Can you pull out each line of the data below that includes the word "this"?
___ Provided records ___
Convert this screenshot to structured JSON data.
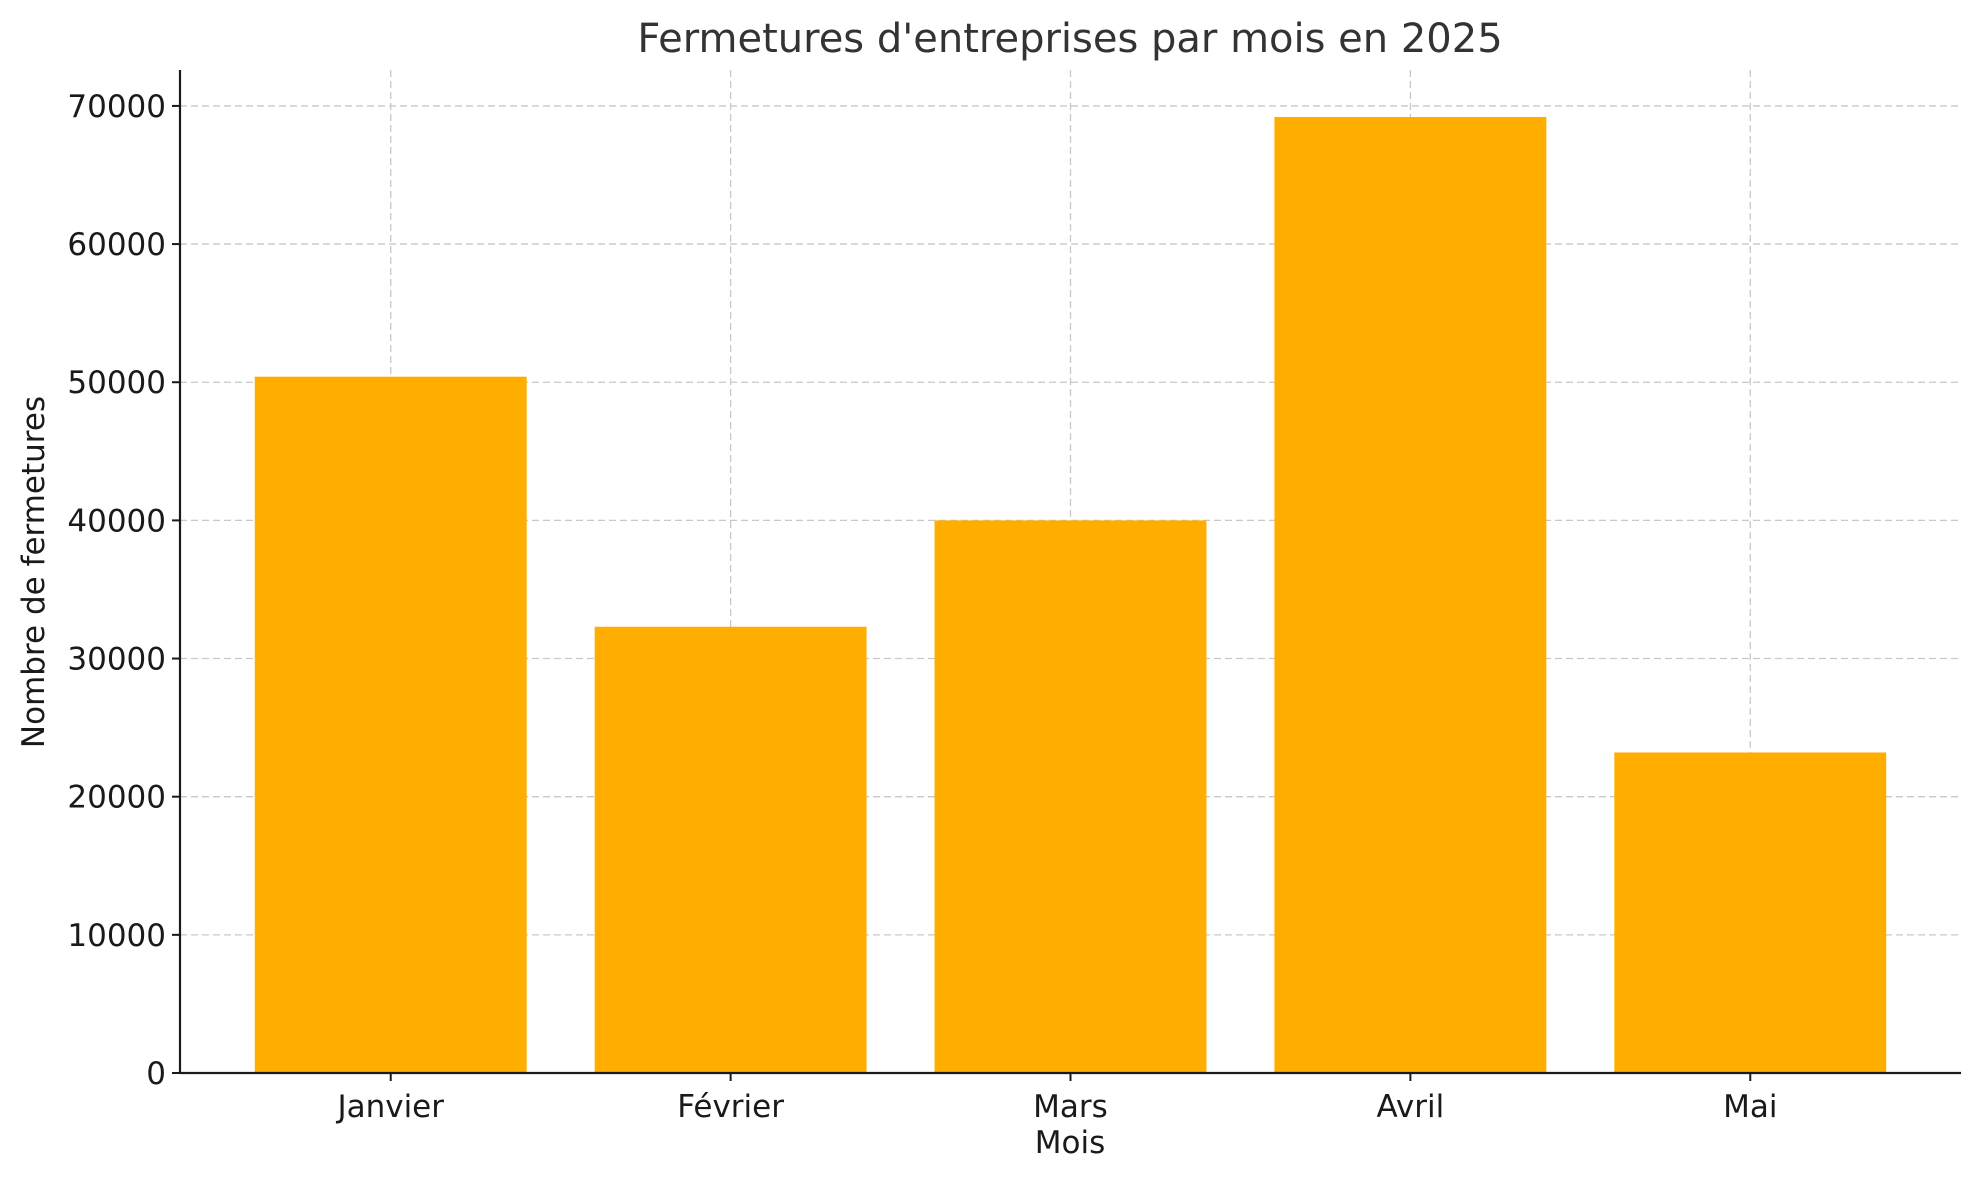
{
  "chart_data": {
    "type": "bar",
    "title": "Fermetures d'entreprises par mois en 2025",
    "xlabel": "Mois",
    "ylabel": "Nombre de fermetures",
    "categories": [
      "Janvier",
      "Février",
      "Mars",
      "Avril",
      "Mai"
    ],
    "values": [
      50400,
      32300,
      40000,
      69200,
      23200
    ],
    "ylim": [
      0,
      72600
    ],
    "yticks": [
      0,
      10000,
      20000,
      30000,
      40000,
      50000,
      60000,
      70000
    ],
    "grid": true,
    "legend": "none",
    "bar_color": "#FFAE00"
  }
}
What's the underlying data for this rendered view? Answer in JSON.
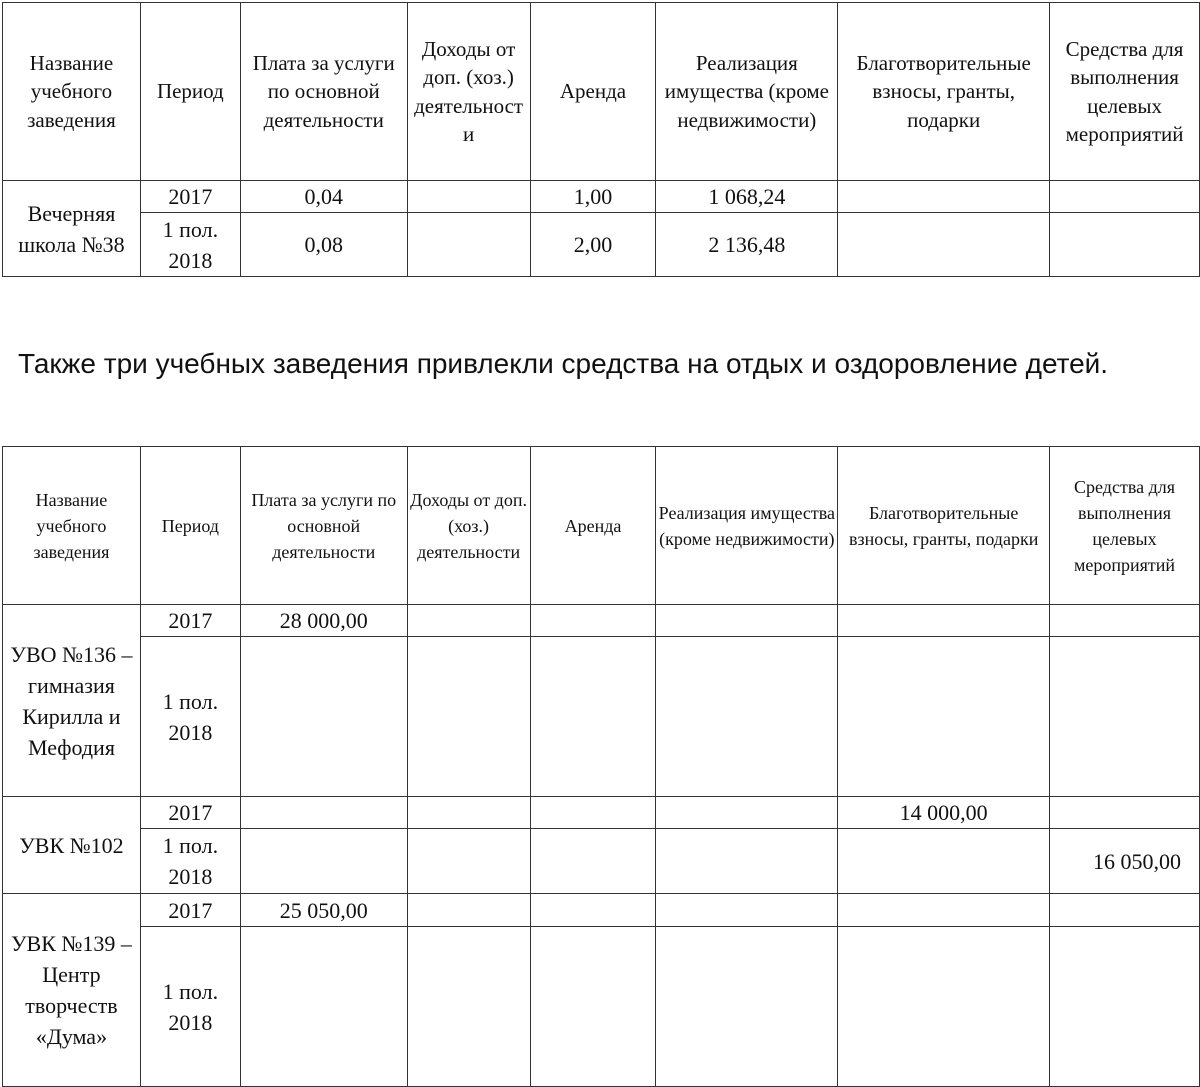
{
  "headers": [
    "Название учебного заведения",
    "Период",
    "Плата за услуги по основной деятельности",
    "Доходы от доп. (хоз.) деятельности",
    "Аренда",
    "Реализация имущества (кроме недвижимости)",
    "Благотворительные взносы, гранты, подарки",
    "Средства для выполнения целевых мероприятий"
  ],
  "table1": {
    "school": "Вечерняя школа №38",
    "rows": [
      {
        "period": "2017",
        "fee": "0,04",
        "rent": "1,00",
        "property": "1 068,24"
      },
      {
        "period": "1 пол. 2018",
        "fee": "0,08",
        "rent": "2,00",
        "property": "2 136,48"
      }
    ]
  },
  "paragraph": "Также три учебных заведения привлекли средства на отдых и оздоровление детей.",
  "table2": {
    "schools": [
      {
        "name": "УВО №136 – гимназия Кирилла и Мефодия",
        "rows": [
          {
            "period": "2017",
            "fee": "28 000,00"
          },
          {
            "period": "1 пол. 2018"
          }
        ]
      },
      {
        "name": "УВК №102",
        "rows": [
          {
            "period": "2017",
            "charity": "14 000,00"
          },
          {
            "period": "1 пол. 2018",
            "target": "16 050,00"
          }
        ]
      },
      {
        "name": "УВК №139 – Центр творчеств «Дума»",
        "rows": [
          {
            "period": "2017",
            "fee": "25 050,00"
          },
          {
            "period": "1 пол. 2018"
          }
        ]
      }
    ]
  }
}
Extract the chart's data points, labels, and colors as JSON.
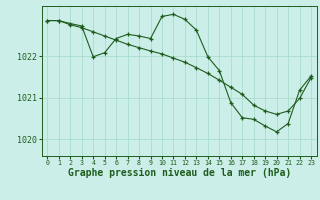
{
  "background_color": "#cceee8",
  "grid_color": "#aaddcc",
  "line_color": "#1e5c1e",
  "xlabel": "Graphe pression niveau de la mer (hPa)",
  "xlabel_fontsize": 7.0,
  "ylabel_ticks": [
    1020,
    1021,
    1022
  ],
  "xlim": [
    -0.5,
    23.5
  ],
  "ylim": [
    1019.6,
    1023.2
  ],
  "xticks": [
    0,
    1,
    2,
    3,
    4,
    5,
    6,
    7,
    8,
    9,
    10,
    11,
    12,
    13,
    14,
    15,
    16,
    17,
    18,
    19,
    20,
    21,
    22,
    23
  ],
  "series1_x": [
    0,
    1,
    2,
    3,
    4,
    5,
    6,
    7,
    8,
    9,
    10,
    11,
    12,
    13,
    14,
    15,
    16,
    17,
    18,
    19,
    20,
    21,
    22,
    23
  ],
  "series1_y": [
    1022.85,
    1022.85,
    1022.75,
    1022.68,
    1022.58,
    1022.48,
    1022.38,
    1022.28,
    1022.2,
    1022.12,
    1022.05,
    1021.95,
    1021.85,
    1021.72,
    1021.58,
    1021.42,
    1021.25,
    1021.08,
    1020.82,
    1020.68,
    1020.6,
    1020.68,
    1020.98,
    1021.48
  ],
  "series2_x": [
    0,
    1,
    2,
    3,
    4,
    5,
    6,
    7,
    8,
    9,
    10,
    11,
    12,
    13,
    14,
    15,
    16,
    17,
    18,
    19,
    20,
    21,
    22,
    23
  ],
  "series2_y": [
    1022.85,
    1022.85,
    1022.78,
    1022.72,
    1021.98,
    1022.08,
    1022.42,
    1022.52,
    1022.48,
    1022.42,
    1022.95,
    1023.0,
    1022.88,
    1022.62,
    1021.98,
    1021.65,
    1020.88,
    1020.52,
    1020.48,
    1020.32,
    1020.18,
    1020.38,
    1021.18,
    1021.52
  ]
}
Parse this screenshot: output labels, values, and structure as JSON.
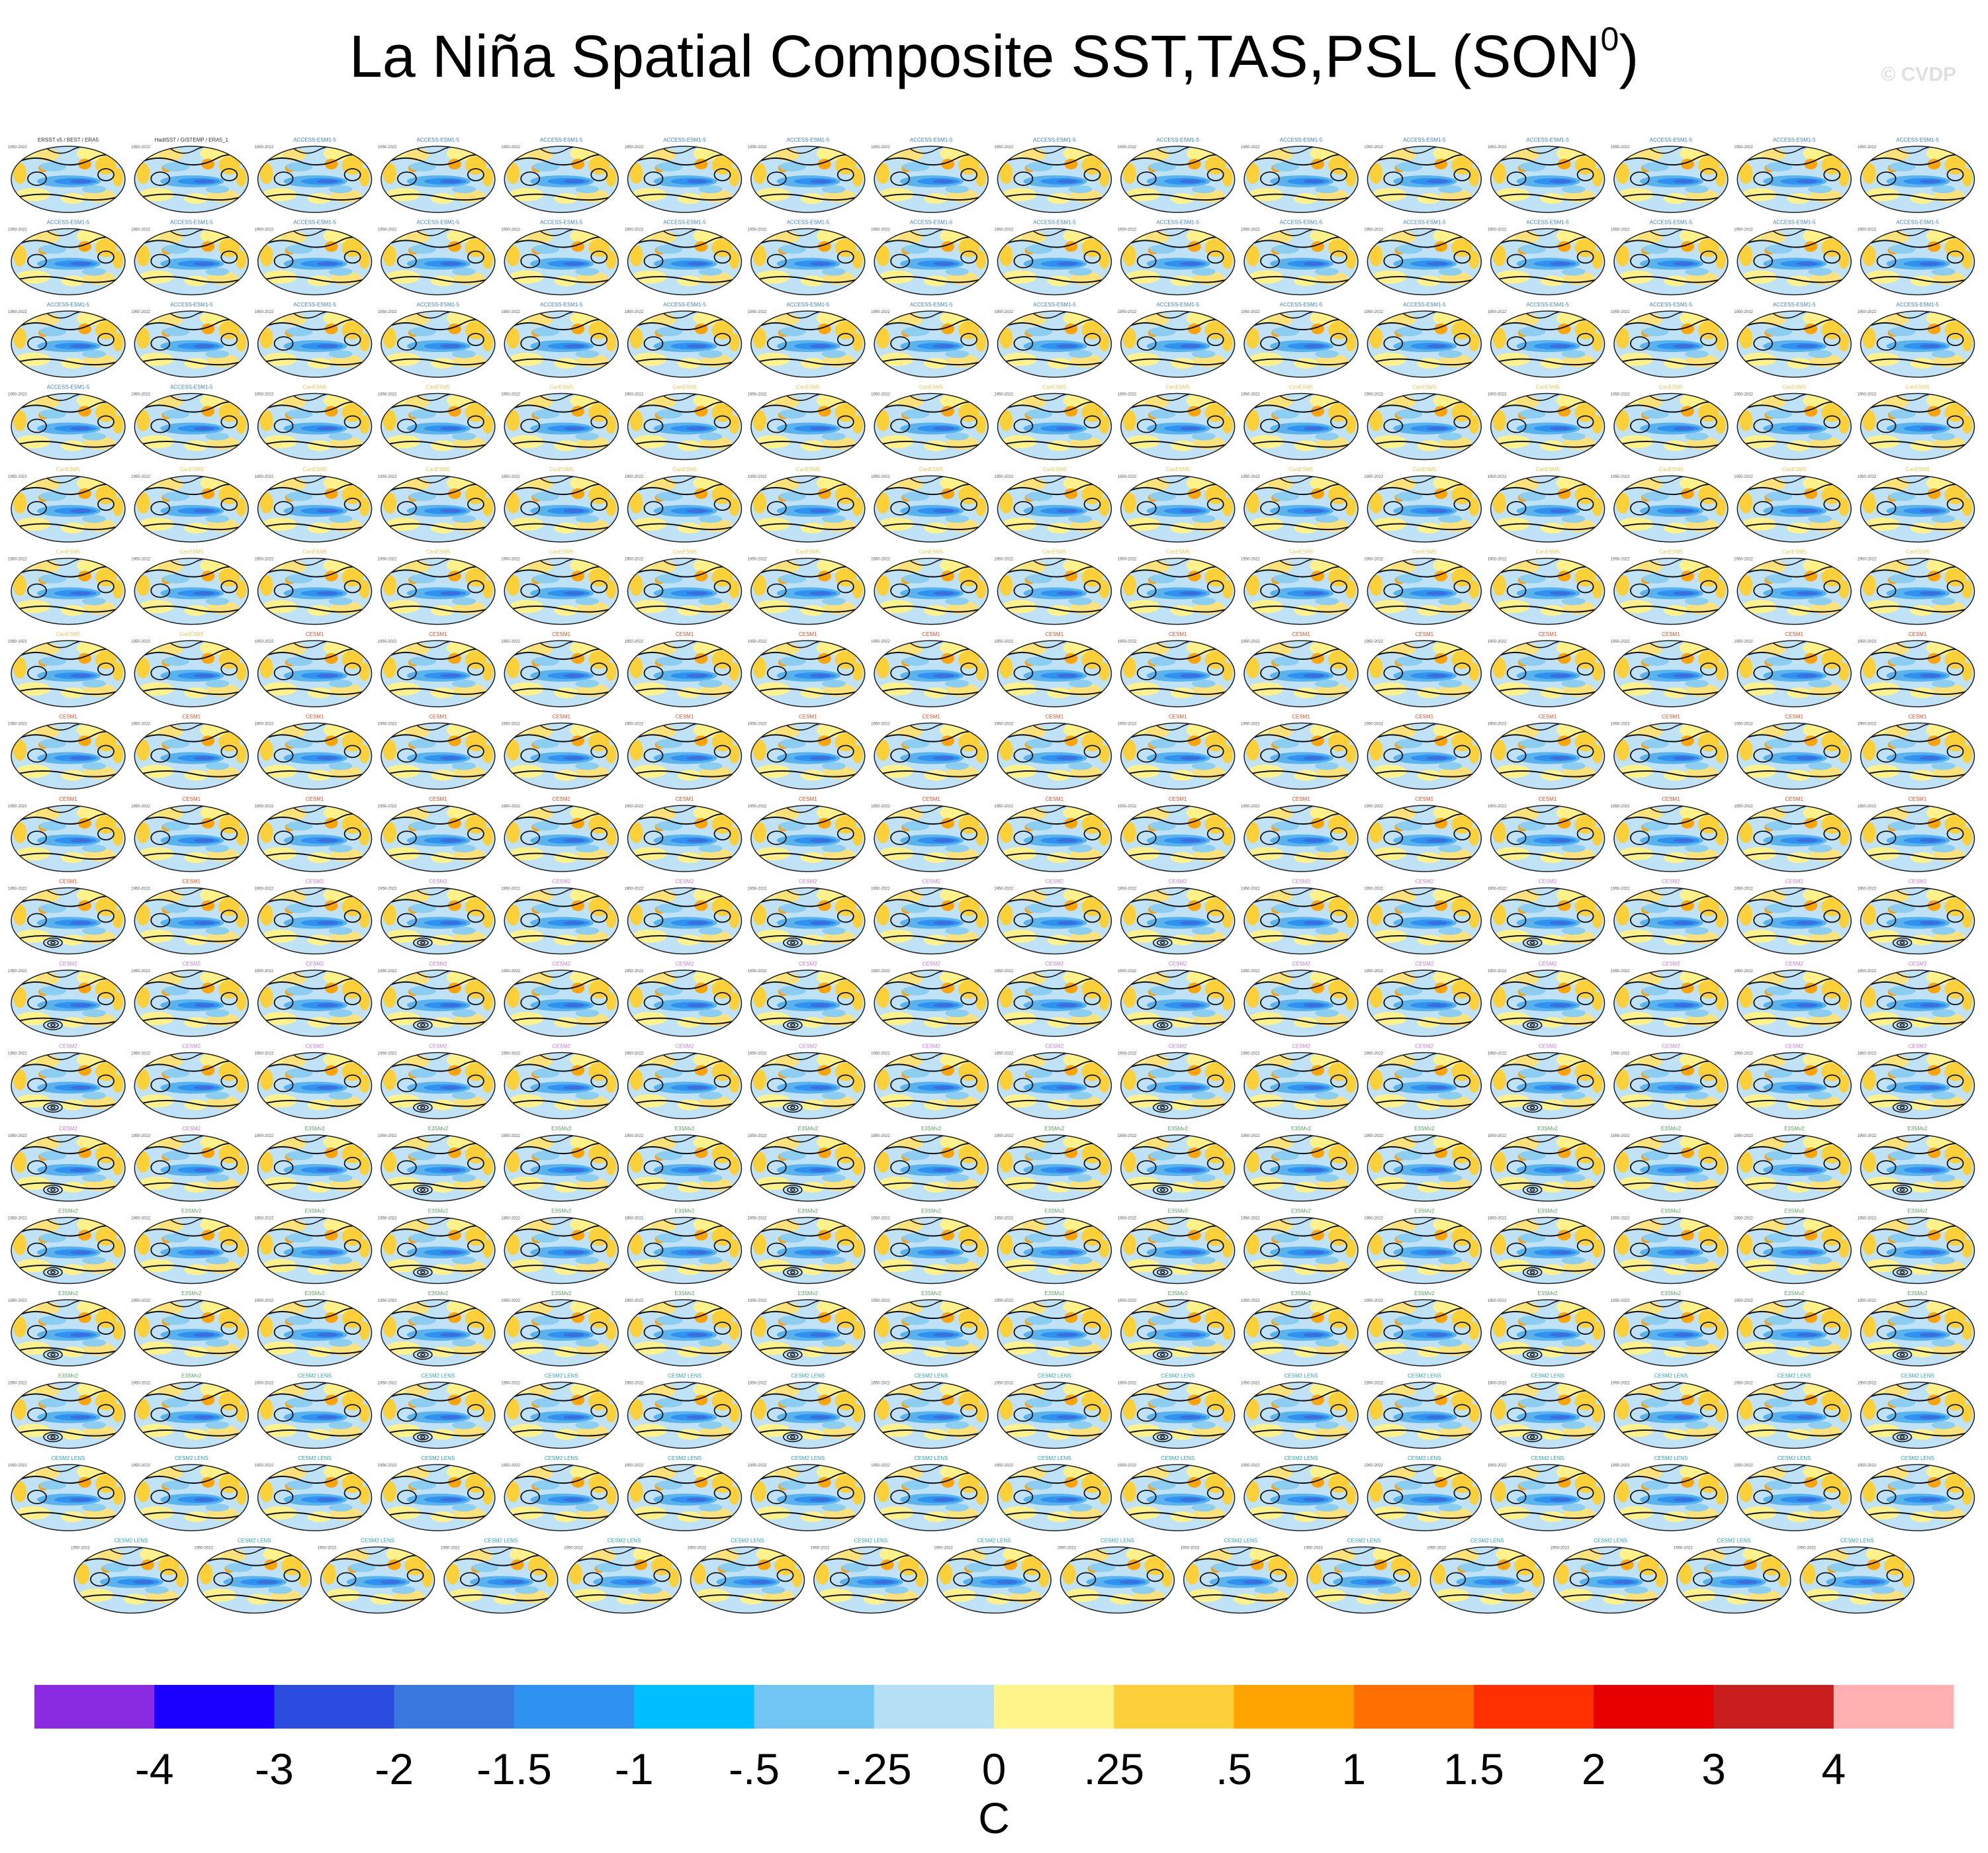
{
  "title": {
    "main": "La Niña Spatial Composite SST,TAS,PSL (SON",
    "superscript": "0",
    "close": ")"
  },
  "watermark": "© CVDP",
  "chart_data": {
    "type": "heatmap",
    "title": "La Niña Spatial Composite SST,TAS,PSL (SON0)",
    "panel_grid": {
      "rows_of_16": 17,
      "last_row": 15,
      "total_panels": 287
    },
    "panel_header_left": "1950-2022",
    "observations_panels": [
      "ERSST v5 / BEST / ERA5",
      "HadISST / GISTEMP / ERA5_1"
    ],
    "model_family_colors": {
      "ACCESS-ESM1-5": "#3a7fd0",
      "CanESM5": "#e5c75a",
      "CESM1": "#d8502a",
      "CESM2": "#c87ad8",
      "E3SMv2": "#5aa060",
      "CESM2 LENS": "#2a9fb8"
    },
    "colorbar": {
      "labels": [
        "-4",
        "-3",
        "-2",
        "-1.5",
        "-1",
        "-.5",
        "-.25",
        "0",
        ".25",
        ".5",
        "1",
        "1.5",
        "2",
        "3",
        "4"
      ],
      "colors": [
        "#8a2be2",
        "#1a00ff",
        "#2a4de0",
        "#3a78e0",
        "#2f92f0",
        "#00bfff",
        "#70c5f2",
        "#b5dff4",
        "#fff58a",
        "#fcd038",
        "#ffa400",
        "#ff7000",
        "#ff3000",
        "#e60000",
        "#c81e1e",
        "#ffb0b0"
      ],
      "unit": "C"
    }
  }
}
___
Expected output.
Convert this screenshot to structured JSON data.
What's the underlying data for this rendered view? Answer in JSON.
Parse this screenshot: output labels, values, and structure as JSON.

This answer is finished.